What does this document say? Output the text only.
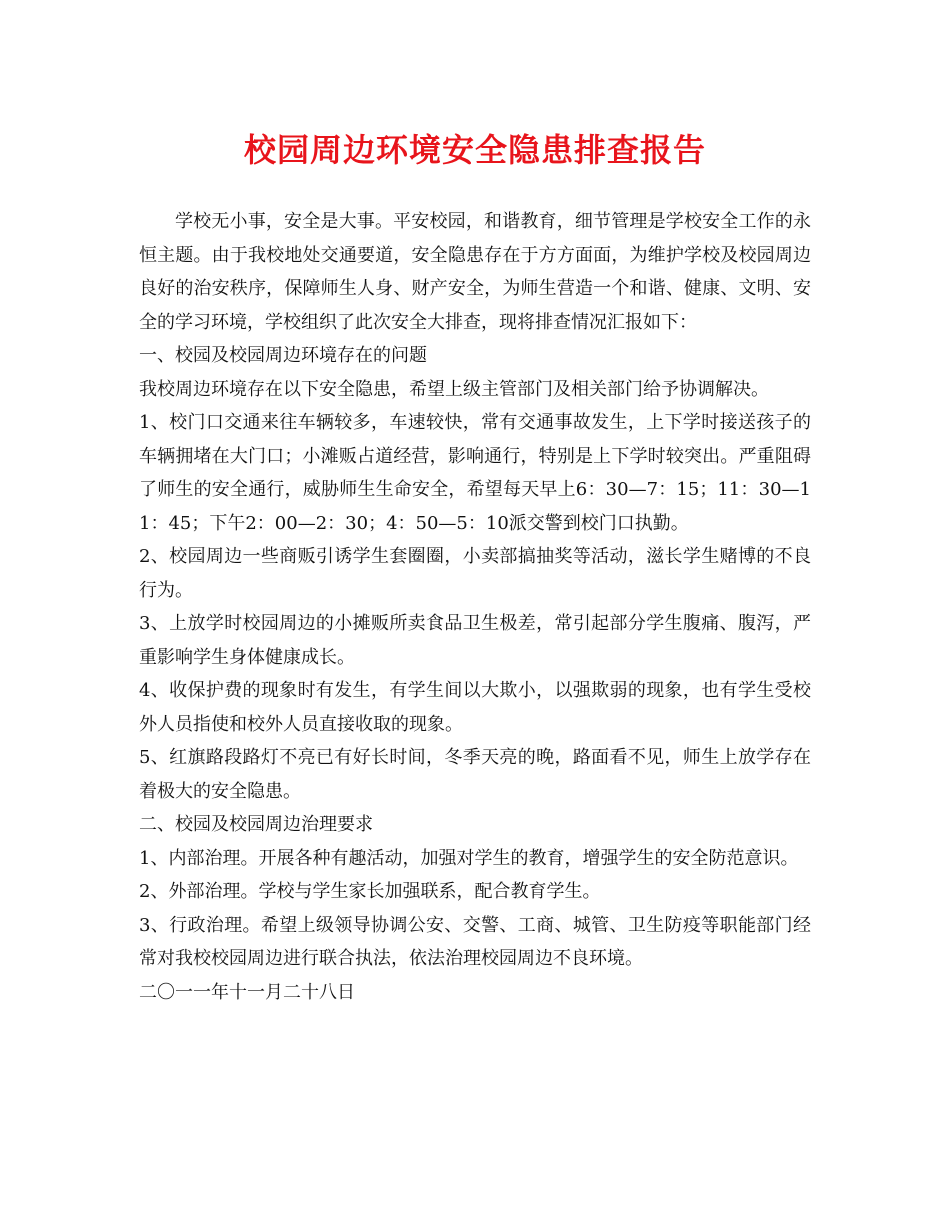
校园周边环境安全隐患排查报告

学校无小事，安全是大事。平安校园，和谐教育，细节管理是学校安全工作的永恒主题。由于我校地处交通要道，安全隐患存在于方方面面，为维护学校及校园周边良好的治安秩序，保障师生人身、财产安全，为师生营造一个和谐、健康、文明、安全的学习环境，学校组织了此次安全大排查，现将排查情况汇报如下：

一、校园及校园周边环境存在的问题

我校周边环境存在以下安全隐患，希望上级主管部门及相关部门给予协调解决。

1、校门口交通来往车辆较多，车速较快，常有交通事故发生，上下学时接送孩子的车辆拥堵在大门口；小滩贩占道经营，影响通行，特别是上下学时较突出。严重阻碍了师生的安全通行，威胁师生生命安全，希望每天早上6：30—7：15；11：30—11：45；下午2：00—2：30；4：50—5：10派交警到校门口执勤。

2、校园周边一些商贩引诱学生套圈圈，小卖部搞抽奖等活动，滋长学生赌博的不良行为。

3、上放学时校园周边的小摊贩所卖食品卫生极差，常引起部分学生腹痛、腹泻，严重影响学生身体健康成长。

4、收保护费的现象时有发生，有学生间以大欺小，以强欺弱的现象，也有学生受校外人员指使和校外人员直接收取的现象。

5、红旗路段路灯不亮已有好长时间，冬季天亮的晚，路面看不见，师生上放学存在着极大的安全隐患。

二、校园及校园周边治理要求

1、内部治理。开展各种有趣活动，加强对学生的教育，增强学生的安全防范意识。

2、外部治理。学校与学生家长加强联系，配合教育学生。

3、行政治理。希望上级领导协调公安、交警、工商、城管、卫生防疫等职能部门经常对我校校园周边进行联合执法，依法治理校园周边不良环境。

二〇一一年十一月二十八日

++++++

### Exercise task:
Leave out all images, then reproduce the entries above exactly.

### Task result:
What does this document say? Output the text only.
校园周边环境安全隐患排查报告

学校无小事，安全是大事。平安校园，和谐教育，细节管理是学校安全工作的永恒主题。由于我校地处交通要道，安全隐患存在于方方面面，为维护学校及校园周边良好的治安秩序，保障师生人身、财产安全，为师生营造一个和谐、健康、文明、安全的学习环境，学校组织了此次安全大排查，现将排查情况汇报如下：

一、校园及校园周边环境存在的问题

我校周边环境存在以下安全隐患，希望上级主管部门及相关部门给予协调解决。

1、校门口交通来往车辆较多，车速较快，常有交通事故发生，上下学时接送孩子的车辆拥堵在大门口；小滩贩占道经营，影响通行，特别是上下学时较突出。严重阻碍了师生的安全通行，威胁师生生命安全，希望每天早上6：30—7：15；11：30—11：45；下午2：00—2：30；4：50—5：10派交警到校门口执勤。

2、校园周边一些商贩引诱学生套圈圈，小卖部搞抽奖等活动，滋长学生赌博的不良行为。

3、上放学时校园周边的小摊贩所卖食品卫生极差，常引起部分学生腹痛、腹泻，严重影响学生身体健康成长。

4、收保护费的现象时有发生，有学生间以大欺小，以强欺弱的现象，也有学生受校外人员指使和校外人员直接收取的现象。

5、红旗路段路灯不亮已有好长时间，冬季天亮的晚，路面看不见，师生上放学存在着极大的安全隐患。

二、校园及校园周边治理要求

1、内部治理。开展各种有趣活动，加强对学生的教育，增强学生的安全防范意识。

2、外部治理。学校与学生家长加强联系，配合教育学生。

3、行政治理。希望上级领导协调公安、交警、工商、城管、卫生防疫等职能部门经常对我校校园周边进行联合执法，依法治理校园周边不良环境。

二〇一一年十一月二十八日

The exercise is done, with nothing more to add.